> **Task directions**
Select each line where the word "text" appears.

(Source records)
---*---

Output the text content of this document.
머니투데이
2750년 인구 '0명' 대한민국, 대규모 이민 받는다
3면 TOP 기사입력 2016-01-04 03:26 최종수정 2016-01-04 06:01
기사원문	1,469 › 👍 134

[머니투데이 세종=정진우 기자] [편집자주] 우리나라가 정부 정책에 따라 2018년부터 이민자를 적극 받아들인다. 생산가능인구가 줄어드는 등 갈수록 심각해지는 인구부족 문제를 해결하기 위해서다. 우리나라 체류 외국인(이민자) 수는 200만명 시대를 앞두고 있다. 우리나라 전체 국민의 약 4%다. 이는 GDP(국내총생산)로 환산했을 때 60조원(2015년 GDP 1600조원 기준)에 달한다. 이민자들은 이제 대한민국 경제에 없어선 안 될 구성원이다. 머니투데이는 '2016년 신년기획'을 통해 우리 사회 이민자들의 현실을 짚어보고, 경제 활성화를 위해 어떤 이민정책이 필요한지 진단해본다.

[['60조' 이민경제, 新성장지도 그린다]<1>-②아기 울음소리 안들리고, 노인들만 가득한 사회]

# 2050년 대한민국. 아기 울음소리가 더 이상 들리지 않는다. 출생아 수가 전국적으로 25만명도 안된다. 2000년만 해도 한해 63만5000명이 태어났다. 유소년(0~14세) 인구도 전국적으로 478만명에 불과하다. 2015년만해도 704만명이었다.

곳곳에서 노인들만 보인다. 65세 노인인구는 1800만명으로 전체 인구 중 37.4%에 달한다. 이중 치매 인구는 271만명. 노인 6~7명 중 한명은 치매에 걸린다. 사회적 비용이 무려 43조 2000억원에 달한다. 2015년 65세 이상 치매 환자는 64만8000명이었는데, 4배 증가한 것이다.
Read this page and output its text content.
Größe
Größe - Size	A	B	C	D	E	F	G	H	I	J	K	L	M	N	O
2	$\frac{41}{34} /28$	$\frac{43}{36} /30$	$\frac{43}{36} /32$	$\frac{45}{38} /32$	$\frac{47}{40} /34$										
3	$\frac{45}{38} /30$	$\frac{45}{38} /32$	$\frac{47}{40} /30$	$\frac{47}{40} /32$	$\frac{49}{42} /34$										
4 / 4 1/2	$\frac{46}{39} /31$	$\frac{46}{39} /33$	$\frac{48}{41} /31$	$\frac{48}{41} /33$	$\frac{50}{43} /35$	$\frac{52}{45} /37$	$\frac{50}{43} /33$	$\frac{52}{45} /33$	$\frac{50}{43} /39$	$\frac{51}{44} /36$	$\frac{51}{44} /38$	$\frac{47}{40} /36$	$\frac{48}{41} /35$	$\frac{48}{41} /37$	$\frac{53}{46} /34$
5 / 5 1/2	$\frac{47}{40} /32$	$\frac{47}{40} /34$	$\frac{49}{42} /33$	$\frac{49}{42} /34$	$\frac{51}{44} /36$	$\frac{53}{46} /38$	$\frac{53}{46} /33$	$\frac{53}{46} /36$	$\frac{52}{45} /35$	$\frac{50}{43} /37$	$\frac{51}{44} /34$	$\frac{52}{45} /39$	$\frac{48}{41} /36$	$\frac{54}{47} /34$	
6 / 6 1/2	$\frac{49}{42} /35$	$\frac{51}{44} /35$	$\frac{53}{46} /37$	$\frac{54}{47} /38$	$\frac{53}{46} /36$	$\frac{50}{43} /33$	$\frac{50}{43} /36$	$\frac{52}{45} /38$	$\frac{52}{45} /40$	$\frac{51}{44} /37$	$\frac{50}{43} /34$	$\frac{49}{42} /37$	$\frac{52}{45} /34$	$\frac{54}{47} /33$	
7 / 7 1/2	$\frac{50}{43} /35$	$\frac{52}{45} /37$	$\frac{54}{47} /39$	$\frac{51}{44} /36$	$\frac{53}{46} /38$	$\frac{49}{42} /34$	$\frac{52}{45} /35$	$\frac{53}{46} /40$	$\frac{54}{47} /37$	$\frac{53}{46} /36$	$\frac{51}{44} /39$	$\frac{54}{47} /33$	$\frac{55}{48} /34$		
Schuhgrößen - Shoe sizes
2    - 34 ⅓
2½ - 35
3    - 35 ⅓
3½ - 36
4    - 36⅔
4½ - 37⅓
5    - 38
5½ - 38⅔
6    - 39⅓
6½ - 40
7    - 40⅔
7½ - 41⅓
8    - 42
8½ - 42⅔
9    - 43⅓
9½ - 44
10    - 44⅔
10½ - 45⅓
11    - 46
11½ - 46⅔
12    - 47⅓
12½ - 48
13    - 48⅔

---*---

> **Written answer**
Output the text content of this document.
Read this page and output its text content.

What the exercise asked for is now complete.